## PROBLEM DESCRIPTION
Extract the entries in their exact form.

--- begin THE INPUT ---

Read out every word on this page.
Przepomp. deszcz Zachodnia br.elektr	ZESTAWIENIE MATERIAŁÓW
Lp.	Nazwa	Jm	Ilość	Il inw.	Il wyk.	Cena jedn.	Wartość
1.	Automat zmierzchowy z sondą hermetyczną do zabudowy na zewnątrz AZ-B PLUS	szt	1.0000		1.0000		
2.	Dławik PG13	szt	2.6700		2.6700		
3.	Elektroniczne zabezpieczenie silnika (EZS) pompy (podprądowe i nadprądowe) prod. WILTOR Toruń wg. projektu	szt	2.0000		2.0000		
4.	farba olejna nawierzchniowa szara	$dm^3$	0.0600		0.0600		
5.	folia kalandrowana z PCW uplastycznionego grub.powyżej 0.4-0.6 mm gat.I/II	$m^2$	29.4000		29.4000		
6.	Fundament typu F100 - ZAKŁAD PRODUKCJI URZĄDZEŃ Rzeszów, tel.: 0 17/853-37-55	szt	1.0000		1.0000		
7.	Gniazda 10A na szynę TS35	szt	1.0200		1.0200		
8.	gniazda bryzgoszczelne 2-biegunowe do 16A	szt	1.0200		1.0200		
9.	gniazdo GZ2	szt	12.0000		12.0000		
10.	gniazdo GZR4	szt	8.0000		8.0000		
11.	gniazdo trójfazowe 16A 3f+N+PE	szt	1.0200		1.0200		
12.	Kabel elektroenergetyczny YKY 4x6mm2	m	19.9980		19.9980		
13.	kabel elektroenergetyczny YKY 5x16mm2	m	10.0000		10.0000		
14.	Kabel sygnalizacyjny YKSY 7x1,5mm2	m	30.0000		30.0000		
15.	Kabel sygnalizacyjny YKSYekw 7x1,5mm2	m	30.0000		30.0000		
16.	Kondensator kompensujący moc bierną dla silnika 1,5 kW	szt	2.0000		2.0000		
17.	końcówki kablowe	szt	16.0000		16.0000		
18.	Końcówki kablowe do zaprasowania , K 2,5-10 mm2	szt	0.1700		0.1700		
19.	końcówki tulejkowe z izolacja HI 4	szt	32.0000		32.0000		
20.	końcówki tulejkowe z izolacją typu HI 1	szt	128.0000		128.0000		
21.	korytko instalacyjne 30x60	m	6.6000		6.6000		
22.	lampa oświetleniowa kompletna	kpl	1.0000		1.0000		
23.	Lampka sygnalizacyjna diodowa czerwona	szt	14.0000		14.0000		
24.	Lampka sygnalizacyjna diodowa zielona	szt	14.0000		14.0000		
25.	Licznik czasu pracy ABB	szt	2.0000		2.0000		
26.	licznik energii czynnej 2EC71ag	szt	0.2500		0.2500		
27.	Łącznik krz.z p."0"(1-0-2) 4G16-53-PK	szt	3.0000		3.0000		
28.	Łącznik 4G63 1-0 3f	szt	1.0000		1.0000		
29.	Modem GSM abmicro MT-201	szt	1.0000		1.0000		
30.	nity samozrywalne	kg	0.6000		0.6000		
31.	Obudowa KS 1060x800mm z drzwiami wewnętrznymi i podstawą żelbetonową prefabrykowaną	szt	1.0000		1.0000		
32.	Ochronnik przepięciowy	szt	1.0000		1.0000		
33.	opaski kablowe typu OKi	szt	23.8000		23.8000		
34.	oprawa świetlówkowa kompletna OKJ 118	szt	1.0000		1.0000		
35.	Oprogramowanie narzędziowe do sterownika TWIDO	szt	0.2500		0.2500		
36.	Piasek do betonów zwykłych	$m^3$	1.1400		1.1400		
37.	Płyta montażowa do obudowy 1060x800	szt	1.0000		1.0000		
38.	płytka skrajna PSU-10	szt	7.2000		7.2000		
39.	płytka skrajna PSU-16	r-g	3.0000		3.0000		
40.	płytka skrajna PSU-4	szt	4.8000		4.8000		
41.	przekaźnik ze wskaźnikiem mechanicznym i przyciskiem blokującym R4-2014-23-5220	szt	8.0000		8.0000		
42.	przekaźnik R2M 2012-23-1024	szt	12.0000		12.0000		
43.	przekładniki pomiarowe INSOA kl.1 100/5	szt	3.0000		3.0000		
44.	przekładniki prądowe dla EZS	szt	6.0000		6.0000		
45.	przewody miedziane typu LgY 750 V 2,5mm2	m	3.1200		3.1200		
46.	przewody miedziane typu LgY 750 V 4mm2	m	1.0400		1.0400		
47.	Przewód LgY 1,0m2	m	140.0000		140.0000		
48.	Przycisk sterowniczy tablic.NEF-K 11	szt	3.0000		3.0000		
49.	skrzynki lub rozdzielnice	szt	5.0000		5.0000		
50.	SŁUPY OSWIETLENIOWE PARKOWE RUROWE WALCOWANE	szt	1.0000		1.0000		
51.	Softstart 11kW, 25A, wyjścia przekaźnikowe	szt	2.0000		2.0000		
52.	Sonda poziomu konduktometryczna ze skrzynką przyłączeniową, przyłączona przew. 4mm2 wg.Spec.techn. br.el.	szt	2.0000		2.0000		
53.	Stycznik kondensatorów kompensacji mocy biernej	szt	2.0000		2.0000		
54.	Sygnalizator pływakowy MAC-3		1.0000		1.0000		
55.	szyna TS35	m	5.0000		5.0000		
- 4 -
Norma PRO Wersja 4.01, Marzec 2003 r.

--- end THE INPUT ---

## RESPONSE
Read out every word on this page.
Przepomp. deszcz Zachodnia br.elektr	ZESTAWIENIE MATERIAŁÓW
Lp.	Nazwa	Jm	Ilość	Il inw.	Il wyk.	Cena jedn.	Wartość
1.	Automat zmierzchowy z sondą hermetyczną do zabudowy na zewnątrz AZ-B PLUS	szt	1.0000		1.0000		
2.	Dławik PG13	szt	2.6700		2.6700		
3.	Elektroniczne zabezpieczenie silnika (EZS) pompy (podprądowe i nadprądowe) prod. WILTOR Toruń wg. projektu	szt	2.0000		2.0000		
4.	farba olejna nawierzchniowa szara	$dm^3$	0.0600		0.0600		
5.	folia kalandrowana z PCW uplastycznionego grub.powyżej 0.4-0.6 mm gat.I/II	$m^2$	29.4000		29.4000		
6.	Fundament typu F100 - ZAKŁAD PRODUKCJI URZĄDZEŃ Rzeszów, tel.: 0 17/853-37-55	szt	1.0000		1.0000		
7.	Gniazda 10A na szynę TS35	szt	1.0200		1.0200		
8.	gniazda bryzgoszczelne 2-biegunowe do 16A	szt	1.0200		1.0200		
9.	gniazdo GZ2	szt	12.0000		12.0000		
10.	gniazdo GZR4	szt	8.0000		8.0000		
11.	gniazdo trójfazowe 16A 3f+N+PE	szt	1.0200		1.0200		
12.	Kabel elektroenergetyczny YKY 4x6mm2	m	19.9980		19.9980		
13.	kabel elektroenergetyczny YKY 5x16mm2	m	10.0000		10.0000		
14.	Kabel sygnalizacyjny YKSY 7x1,5mm2	m	30.0000		30.0000		
15.	Kabel sygnalizacyjny YKSYekw 7x1,5mm2	m	30.0000		30.0000		
16.	Kondensator kompensujący moc bierną dla silnika 1,5 kW	szt	2.0000		2.0000		
17.	końcówki kablowe	szt	16.0000		16.0000		
18.	Końcówki kablowe do zaprasowania , K 2,5-10 mm2	szt	0.1700		0.1700		
19.	końcówki tulejkowe z izolacja HI 4	szt	32.0000		32.0000		
20.	końcówki tulejkowe z izolacją typu HI 1	szt	128.0000		128.0000		
21.	korytko instalacyjne 30x60	m	6.6000		6.6000		
22.	lampa oświetleniowa kompletna	kpl	1.0000		1.0000		
23.	Lampka sygnalizacyjna diodowa czerwona	szt	14.0000		14.0000		
24.	Lampka sygnalizacyjna diodowa zielona	szt	14.0000		14.0000		
25.	Licznik czasu pracy ABB	szt	2.0000		2.0000		
26.	licznik energii czynnej 2EC71ag	szt	0.2500		0.2500		
27.	Łącznik krz.z p."0"(1-0-2) 4G16-53-PK	szt	3.0000		3.0000		
28.	Łącznik 4G63 1-0 3f	szt	1.0000		1.0000		
29.	Modem GSM abmicro MT-201	szt	1.0000		1.0000		
30.	nity samozrywalne	kg	0.6000		0.6000		
31.	Obudowa KS 1060x800mm z drzwiami wewnętrznymi i podstawą żelbetonową prefabrykowaną	szt	1.0000		1.0000		
32.	Ochronnik przepięciowy	szt	1.0000		1.0000		
33.	opaski kablowe typu OKi	szt	23.8000		23.8000		
34.	oprawa świetlówkowa kompletna OKJ 118	szt	1.0000		1.0000		
35.	Oprogramowanie narzędziowe do sterownika TWIDO	szt	0.2500		0.2500		
36.	Piasek do betonów zwykłych	$m^3$	1.1400		1.1400		
37.	Płyta montażowa do obudowy 1060x800	szt	1.0000		1.0000		
38.	płytka skrajna PSU-10	szt	7.2000		7.2000		
39.	płytka skrajna PSU-16	r-g	3.0000		3.0000		
40.	płytka skrajna PSU-4	szt	4.8000		4.8000		
41.	przekaźnik ze wskaźnikiem mechanicznym i przyciskiem blokującym R4-2014-23-5220	szt	8.0000		8.0000		
42.	przekaźnik R2M 2012-23-1024	szt	12.0000		12.0000		
43.	przekładniki pomiarowe INSOA kl.1 100/5	szt	3.0000		3.0000		
44.	przekładniki prądowe dla EZS	szt	6.0000		6.0000		
45.	przewody miedziane typu LgY 750 V 2,5mm2	m	3.1200		3.1200		
46.	przewody miedziane typu LgY 750 V 4mm2	m	1.0400		1.0400		
47.	Przewód LgY 1,0m2	m	140.0000		140.0000		
48.	Przycisk sterowniczy tablic.NEF-K 11	szt	3.0000		3.0000		
49.	skrzynki lub rozdzielnice	szt	5.0000		5.0000		
50.	SŁUPY OSWIETLENIOWE PARKOWE RUROWE WALCOWANE	szt	1.0000		1.0000		
51.	Softstart 11kW, 25A, wyjścia przekaźnikowe	szt	2.0000		2.0000		
52.	Sonda poziomu konduktometryczna ze skrzynką przyłączeniową, przyłączona przew. 4mm2 wg.Spec.techn. br.el.	szt	2.0000		2.0000		
53.	Stycznik kondensatorów kompensacji mocy biernej	szt	2.0000		2.0000		
54.	Sygnalizator pływakowy MAC-3		1.0000		1.0000		
55.	szyna TS35	m	5.0000		5.0000		
- 4 -
Norma PRO Wersja 4.01, Marzec 2003 r.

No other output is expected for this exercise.